(Raw records)

----

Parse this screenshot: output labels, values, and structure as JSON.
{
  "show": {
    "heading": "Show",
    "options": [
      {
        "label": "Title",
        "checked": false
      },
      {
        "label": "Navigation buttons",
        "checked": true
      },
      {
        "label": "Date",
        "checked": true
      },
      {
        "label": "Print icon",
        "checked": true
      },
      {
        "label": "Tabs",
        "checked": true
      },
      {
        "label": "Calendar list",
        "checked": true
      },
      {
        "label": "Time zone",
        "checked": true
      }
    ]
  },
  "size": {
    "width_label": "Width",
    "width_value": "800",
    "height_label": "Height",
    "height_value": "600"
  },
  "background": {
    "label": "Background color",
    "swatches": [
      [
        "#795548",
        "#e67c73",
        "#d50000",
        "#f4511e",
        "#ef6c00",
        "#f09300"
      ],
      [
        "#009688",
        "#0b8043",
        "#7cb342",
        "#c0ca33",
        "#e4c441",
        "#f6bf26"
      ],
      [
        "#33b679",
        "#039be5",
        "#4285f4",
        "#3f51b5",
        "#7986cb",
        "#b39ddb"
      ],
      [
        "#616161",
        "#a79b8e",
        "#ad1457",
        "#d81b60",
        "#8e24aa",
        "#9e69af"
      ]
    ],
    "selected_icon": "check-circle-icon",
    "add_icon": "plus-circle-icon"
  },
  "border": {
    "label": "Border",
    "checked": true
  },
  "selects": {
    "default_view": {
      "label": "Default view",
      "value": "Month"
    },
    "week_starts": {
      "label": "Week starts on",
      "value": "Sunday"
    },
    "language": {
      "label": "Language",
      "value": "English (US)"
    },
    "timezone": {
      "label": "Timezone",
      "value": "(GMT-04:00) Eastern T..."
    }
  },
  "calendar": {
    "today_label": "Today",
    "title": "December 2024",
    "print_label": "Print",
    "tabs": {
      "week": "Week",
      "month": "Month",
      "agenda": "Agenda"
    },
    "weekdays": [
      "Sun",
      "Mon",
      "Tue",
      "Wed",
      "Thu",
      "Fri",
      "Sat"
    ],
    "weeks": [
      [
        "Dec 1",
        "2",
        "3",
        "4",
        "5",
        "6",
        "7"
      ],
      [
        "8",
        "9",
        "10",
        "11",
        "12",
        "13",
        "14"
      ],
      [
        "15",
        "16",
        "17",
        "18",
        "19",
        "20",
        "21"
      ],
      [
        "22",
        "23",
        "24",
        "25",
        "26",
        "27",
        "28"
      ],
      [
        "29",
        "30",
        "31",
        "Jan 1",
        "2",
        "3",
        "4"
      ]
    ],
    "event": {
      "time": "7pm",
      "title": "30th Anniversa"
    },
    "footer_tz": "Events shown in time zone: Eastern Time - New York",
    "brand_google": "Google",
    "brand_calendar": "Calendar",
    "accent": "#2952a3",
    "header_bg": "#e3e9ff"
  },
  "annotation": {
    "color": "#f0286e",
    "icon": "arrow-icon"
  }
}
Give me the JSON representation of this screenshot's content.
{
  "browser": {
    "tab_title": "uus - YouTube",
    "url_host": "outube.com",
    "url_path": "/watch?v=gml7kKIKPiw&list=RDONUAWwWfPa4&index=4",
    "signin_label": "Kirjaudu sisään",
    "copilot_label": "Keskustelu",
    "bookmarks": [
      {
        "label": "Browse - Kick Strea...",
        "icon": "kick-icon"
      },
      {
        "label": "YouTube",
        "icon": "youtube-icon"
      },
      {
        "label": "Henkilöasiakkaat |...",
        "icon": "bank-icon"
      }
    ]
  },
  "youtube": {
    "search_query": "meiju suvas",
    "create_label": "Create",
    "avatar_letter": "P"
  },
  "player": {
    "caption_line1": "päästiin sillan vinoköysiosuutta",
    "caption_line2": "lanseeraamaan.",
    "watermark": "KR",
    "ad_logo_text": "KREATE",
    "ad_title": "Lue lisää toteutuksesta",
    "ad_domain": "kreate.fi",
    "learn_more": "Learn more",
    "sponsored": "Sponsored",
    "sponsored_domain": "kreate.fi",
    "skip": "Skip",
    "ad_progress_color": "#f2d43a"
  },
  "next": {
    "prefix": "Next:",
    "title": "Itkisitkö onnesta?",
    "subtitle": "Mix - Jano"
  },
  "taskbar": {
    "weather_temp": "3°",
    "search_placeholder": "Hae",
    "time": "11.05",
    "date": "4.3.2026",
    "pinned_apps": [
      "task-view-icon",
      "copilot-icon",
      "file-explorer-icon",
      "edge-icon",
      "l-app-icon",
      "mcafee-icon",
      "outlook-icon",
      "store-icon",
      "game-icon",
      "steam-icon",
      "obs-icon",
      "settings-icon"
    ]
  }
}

----

Exact output of every entry is required.

[FULL SOLUTION]
Parse this screenshot: output labels, values, and structure as JSON.
{
  "show": {
    "heading": "Show",
    "options": [
      {
        "label": "Title",
        "checked": false
      },
      {
        "label": "Navigation buttons",
        "checked": true
      },
      {
        "label": "Date",
        "checked": true
      },
      {
        "label": "Print icon",
        "checked": true
      },
      {
        "label": "Tabs",
        "checked": true
      },
      {
        "label": "Calendar list",
        "checked": true
      },
      {
        "label": "Time zone",
        "checked": true
      }
    ]
  },
  "size": {
    "width_label": "Width",
    "width_value": "800",
    "height_label": "Height",
    "height_value": "600"
  },
  "background": {
    "label": "Background color",
    "swatches": [
      [
        "#795548",
        "#e67c73",
        "#d50000",
        "#f4511e",
        "#ef6c00",
        "#f09300"
      ],
      [
        "#009688",
        "#0b8043",
        "#7cb342",
        "#c0ca33",
        "#e4c441",
        "#f6bf26"
      ],
      [
        "#33b679",
        "#039be5",
        "#4285f4",
        "#3f51b5",
        "#7986cb",
        "#b39ddb"
      ],
      [
        "#616161",
        "#a79b8e",
        "#ad1457",
        "#d81b60",
        "#8e24aa",
        "#9e69af"
      ]
    ],
    "selected_icon": "check-circle-icon",
    "add_icon": "plus-circle-icon"
  },
  "border": {
    "label": "Border",
    "checked": true
  },
  "selects": {
    "default_view": {
      "label": "Default view",
      "value": "Month"
    },
    "week_starts": {
      "label": "Week starts on",
      "value": "Sunday"
    },
    "language": {
      "label": "Language",
      "value": "English (US)"
    },
    "timezone": {
      "label": "Timezone",
      "value": "(GMT-04:00) Eastern T..."
    }
  },
  "calendar": {
    "today_label": "Today",
    "title": "December 2024",
    "print_label": "Print",
    "tabs": {
      "week": "Week",
      "month": "Month",
      "agenda": "Agenda"
    },
    "weekdays": [
      "Sun",
      "Mon",
      "Tue",
      "Wed",
      "Thu",
      "Fri",
      "Sat"
    ],
    "weeks": [
      [
        "Dec 1",
        "2",
        "3",
        "4",
        "5",
        "6",
        "7"
      ],
      [
        "8",
        "9",
        "10",
        "11",
        "12",
        "13",
        "14"
      ],
      [
        "15",
        "16",
        "17",
        "18",
        "19",
        "20",
        "21"
      ],
      [
        "22",
        "23",
        "24",
        "25",
        "26",
        "27",
        "28"
      ],
      [
        "29",
        "30",
        "31",
        "Jan 1",
        "2",
        "3",
        "4"
      ]
    ],
    "event": {
      "time": "7pm",
      "title": "30th Anniversa"
    },
    "footer_tz": "Events shown in time zone: Eastern Time - New York",
    "brand_google": "Google",
    "brand_calendar": "Calendar",
    "accent": "#2952a3",
    "header_bg": "#e3e9ff"
  },
  "annotation": {
    "color": "#f0286e",
    "icon": "arrow-icon"
  }
}
Give me the JSON representation of this screenshot's content.
{
  "browser": {
    "tab_title": "uus - YouTube",
    "url_host": "outube.com",
    "url_path": "/watch?v=gml7kKIKPiw&list=RDONUAWwWfPa4&index=4",
    "signin_label": "Kirjaudu sisään",
    "copilot_label": "Keskustelu",
    "bookmarks": [
      {
        "label": "Browse - Kick Strea...",
        "icon": "kick-icon"
      },
      {
        "label": "YouTube",
        "icon": "youtube-icon"
      },
      {
        "label": "Henkilöasiakkaat |...",
        "icon": "bank-icon"
      }
    ]
  },
  "youtube": {
    "search_query": "meiju suvas",
    "create_label": "Create",
    "avatar_letter": "P"
  },
  "player": {
    "caption_line1": "päästiin sillan vinoköysiosuutta",
    "caption_line2": "lanseeraamaan.",
    "watermark": "KR",
    "ad_logo_text": "KREATE",
    "ad_title": "Lue lisää toteutuksesta",
    "ad_domain": "kreate.fi",
    "learn_more": "Learn more",
    "sponsored": "Sponsored",
    "sponsored_domain": "kreate.fi",
    "skip": "Skip",
    "ad_progress_color": "#f2d43a"
  },
  "next": {
    "prefix": "Next:",
    "title": "Itkisitkö onnesta?",
    "subtitle": "Mix - Jano"
  },
  "taskbar": {
    "weather_temp": "3°",
    "search_placeholder": "Hae",
    "time": "11.05",
    "date": "4.3.2026",
    "pinned_apps": [
      "task-view-icon",
      "copilot-icon",
      "file-explorer-icon",
      "edge-icon",
      "l-app-icon",
      "mcafee-icon",
      "outlook-icon",
      "store-icon",
      "game-icon",
      "steam-icon",
      "obs-icon",
      "settings-icon"
    ]
  }
}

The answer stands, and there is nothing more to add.